Return all lines from the listing below in which the string "Automotive" occurs.

■ Provided material:
____________________

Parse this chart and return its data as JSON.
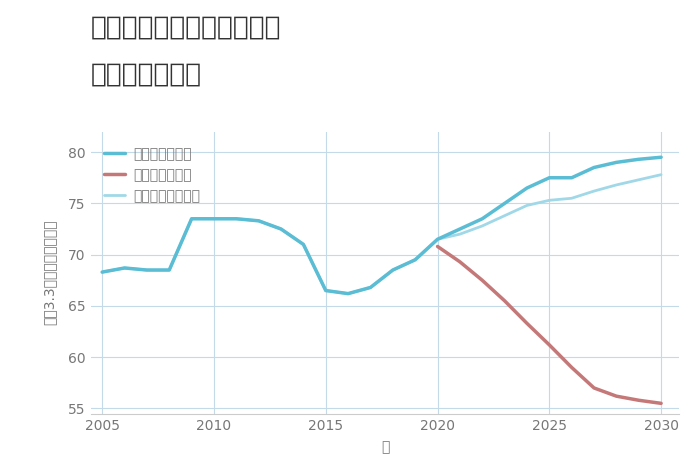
{
  "title_line1": "大阪府高槻市成合東の町の",
  "title_line2": "土地の価格推移",
  "xlabel": "年",
  "ylabel_top": "坪（3.3㎡）単価（万円）",
  "xlim": [
    2004.5,
    2030.8
  ],
  "ylim": [
    54.5,
    82
  ],
  "yticks": [
    55,
    60,
    65,
    70,
    75,
    80
  ],
  "xticks": [
    2005,
    2010,
    2015,
    2020,
    2025,
    2030
  ],
  "good_scenario": {
    "label": "グッドシナリオ",
    "color": "#5bbdd4",
    "x": [
      2005,
      2006,
      2007,
      2008,
      2009,
      2010,
      2011,
      2012,
      2013,
      2014,
      2015,
      2016,
      2017,
      2018,
      2019,
      2020,
      2021,
      2022,
      2023,
      2024,
      2025,
      2026,
      2027,
      2028,
      2029,
      2030
    ],
    "y": [
      68.3,
      68.7,
      68.5,
      68.5,
      73.5,
      73.5,
      73.5,
      73.3,
      72.5,
      71.0,
      66.5,
      66.2,
      66.8,
      68.5,
      69.5,
      71.5,
      72.5,
      73.5,
      75.0,
      76.5,
      77.5,
      77.5,
      78.5,
      79.0,
      79.3,
      79.5
    ],
    "linewidth": 2.5,
    "zorder": 4
  },
  "bad_scenario": {
    "label": "バッドシナリオ",
    "color": "#c47878",
    "x": [
      2020,
      2021,
      2022,
      2023,
      2024,
      2025,
      2026,
      2027,
      2028,
      2029,
      2030
    ],
    "y": [
      70.8,
      69.3,
      67.5,
      65.5,
      63.3,
      61.2,
      59.0,
      57.0,
      56.2,
      55.8,
      55.5
    ],
    "linewidth": 2.5,
    "zorder": 3
  },
  "normal_scenario": {
    "label": "ノーマルシナリオ",
    "color": "#a0d8e8",
    "x": [
      2005,
      2006,
      2007,
      2008,
      2009,
      2010,
      2011,
      2012,
      2013,
      2014,
      2015,
      2016,
      2017,
      2018,
      2019,
      2020,
      2021,
      2022,
      2023,
      2024,
      2025,
      2026,
      2027,
      2028,
      2029,
      2030
    ],
    "y": [
      68.3,
      68.7,
      68.5,
      68.5,
      73.5,
      73.5,
      73.5,
      73.3,
      72.5,
      71.0,
      66.5,
      66.2,
      66.8,
      68.5,
      69.5,
      71.5,
      72.0,
      72.8,
      73.8,
      74.8,
      75.3,
      75.5,
      76.2,
      76.8,
      77.3,
      77.8
    ],
    "linewidth": 2.0,
    "zorder": 2
  },
  "background_color": "#ffffff",
  "grid_color": "#c5dae8",
  "title_fontsize": 19,
  "label_fontsize": 10,
  "tick_fontsize": 10,
  "legend_fontsize": 10,
  "tick_color": "#777777",
  "label_color": "#777777"
}
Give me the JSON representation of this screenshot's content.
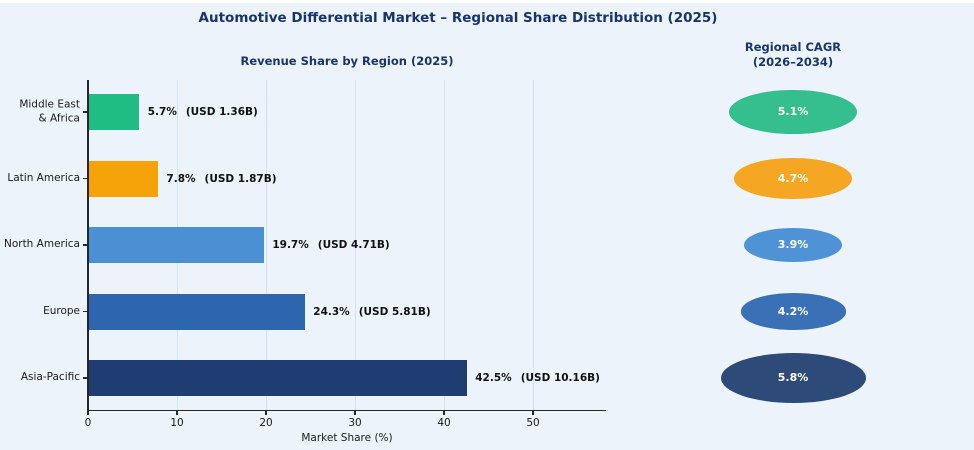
{
  "title": "Automotive Differential Market – Regional Share Distribution (2025)",
  "left_chart": {
    "subtitle": "Revenue Share by Region (2025)",
    "xlabel": "Market Share (%)",
    "x_tick_labels": [
      "0",
      "10",
      "20",
      "30",
      "40",
      "50"
    ]
  },
  "right_panel": {
    "title_line1": "Regional CAGR",
    "title_line2": "(2026–2034)"
  },
  "colors": {
    "background": "#edf3fb",
    "title_navy": "#17356b",
    "gridline": "#d2e2f3",
    "axis": "#262626"
  },
  "regions": [
    {
      "label": "Middle East & Africa",
      "label_lines": [
        "Middle East",
        "& Africa"
      ],
      "share": 5.7,
      "share_label": "5.7%",
      "usd_label": "(USD 1.36B)",
      "cagr": 5.1,
      "cagr_label": "5.1%",
      "bar_color": "#1fbd84",
      "cagr_color": "#35bf8e"
    },
    {
      "label": "Latin America",
      "label_lines": [
        "Latin America"
      ],
      "share": 7.8,
      "share_label": "7.8%",
      "usd_label": "(USD 1.87B)",
      "cagr": 4.7,
      "cagr_label": "4.7%",
      "bar_color": "#f6a30a",
      "cagr_color": "#f5a623"
    },
    {
      "label": "North America",
      "label_lines": [
        "North America"
      ],
      "share": 19.7,
      "share_label": "19.7%",
      "usd_label": "(USD 4.71B)",
      "cagr": 3.9,
      "cagr_label": "3.9%",
      "bar_color": "#4a90d2",
      "cagr_color": "#4f93d6"
    },
    {
      "label": "Europe",
      "label_lines": [
        "Europe"
      ],
      "share": 24.3,
      "share_label": "24.3%",
      "usd_label": "(USD 5.81B)",
      "cagr": 4.2,
      "cagr_label": "4.2%",
      "bar_color": "#2d66ae",
      "cagr_color": "#3a70b5"
    },
    {
      "label": "Asia-Pacific",
      "label_lines": [
        "Asia-Pacific"
      ],
      "share": 42.5,
      "share_label": "42.5%",
      "usd_label": "(USD 10.16B)",
      "cagr": 5.8,
      "cagr_label": "5.8%",
      "bar_color": "#203d72",
      "cagr_color": "#2e4a78"
    }
  ],
  "chart_data": {
    "type": "bar",
    "orientation": "horizontal",
    "title": "Automotive Differential Market – Regional Share Distribution (2025)",
    "subtitle": "Revenue Share by Region (2025)",
    "xlabel": "Market Share (%)",
    "ylabel": "",
    "xlim": [
      0,
      58
    ],
    "x_ticks": [
      0,
      10,
      20,
      30,
      40,
      50
    ],
    "grid": "vertical-light",
    "categories": [
      "Middle East & Africa",
      "Latin America",
      "North America",
      "Europe",
      "Asia-Pacific"
    ],
    "series": [
      {
        "name": "Market Share 2025 (%)",
        "values": [
          5.7,
          7.8,
          19.7,
          24.3,
          42.5
        ]
      },
      {
        "name": "Revenue 2025 (USD B)",
        "values": [
          1.36,
          1.87,
          4.71,
          5.81,
          10.16
        ]
      },
      {
        "name": "Regional CAGR 2026–2034 (%)",
        "values": [
          5.1,
          4.7,
          3.9,
          4.2,
          5.8
        ]
      }
    ],
    "annotations": [
      "5.7%  (USD 1.36B)",
      "7.8%  (USD 1.87B)",
      "19.7%  (USD 4.71B)",
      "24.3%  (USD 5.81B)",
      "42.5%  (USD 10.16B)"
    ],
    "right_panel_bubbles": [
      "5.1%",
      "4.7%",
      "3.9%",
      "4.2%",
      "5.8%"
    ]
  }
}
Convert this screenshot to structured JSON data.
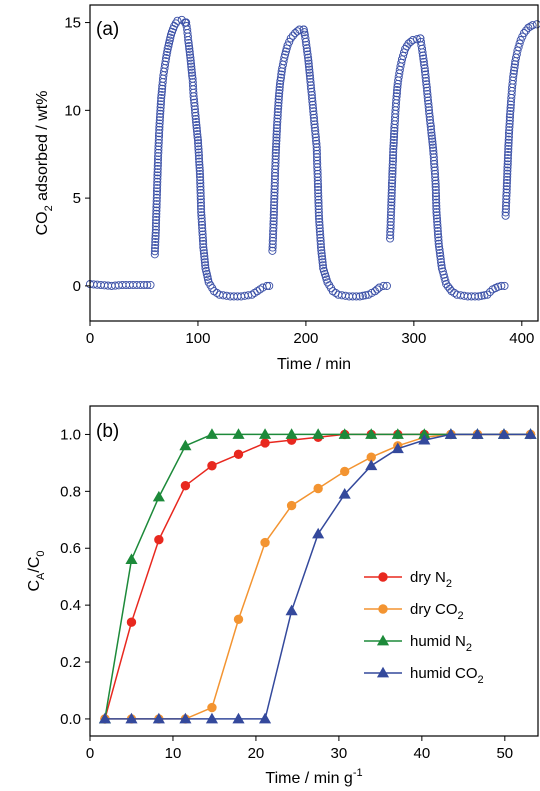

____________________

■ Answer to the problem:
  "title": "Automotive Differential Market – Regional Share Distribution (2025)",
    "title": "Automotive Differential Market – Regional Share Distribution (2025)",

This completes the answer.